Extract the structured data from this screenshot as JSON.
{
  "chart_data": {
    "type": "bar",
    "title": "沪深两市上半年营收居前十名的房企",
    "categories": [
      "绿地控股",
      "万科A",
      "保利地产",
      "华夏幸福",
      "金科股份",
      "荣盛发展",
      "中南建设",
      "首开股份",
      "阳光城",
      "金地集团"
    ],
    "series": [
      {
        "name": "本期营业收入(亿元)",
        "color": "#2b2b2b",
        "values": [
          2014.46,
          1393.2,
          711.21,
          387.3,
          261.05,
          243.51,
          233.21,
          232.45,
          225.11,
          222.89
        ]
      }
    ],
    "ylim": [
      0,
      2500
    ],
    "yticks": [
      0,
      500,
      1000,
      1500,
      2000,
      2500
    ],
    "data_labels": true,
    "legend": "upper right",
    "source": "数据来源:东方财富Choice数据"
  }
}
● ● ●
● **Brief**
Print the entries exactly. Include every one.

● **Solution**
Extract the structured data from this screenshot as JSON.
{
  "chart_data": {
    "type": "bar",
    "title": "沪深两市上半年营收居前十名的房企",
    "categories": [
      "绿地控股",
      "万科A",
      "保利地产",
      "华夏幸福",
      "金科股份",
      "荣盛发展",
      "中南建设",
      "首开股份",
      "阳光城",
      "金地集团"
    ],
    "series": [
      {
        "name": "本期营业收入(亿元)",
        "color": "#2b2b2b",
        "values": [
          2014.46,
          1393.2,
          711.21,
          387.3,
          261.05,
          243.51,
          233.21,
          232.45,
          225.11,
          222.89
        ]
      }
    ],
    "ylim": [
      0,
      2500
    ],
    "yticks": [
      0,
      500,
      1000,
      1500,
      2000,
      2500
    ],
    "data_labels": true,
    "legend": "upper right",
    "source": "数据来源:东方财富Choice数据"
  }
}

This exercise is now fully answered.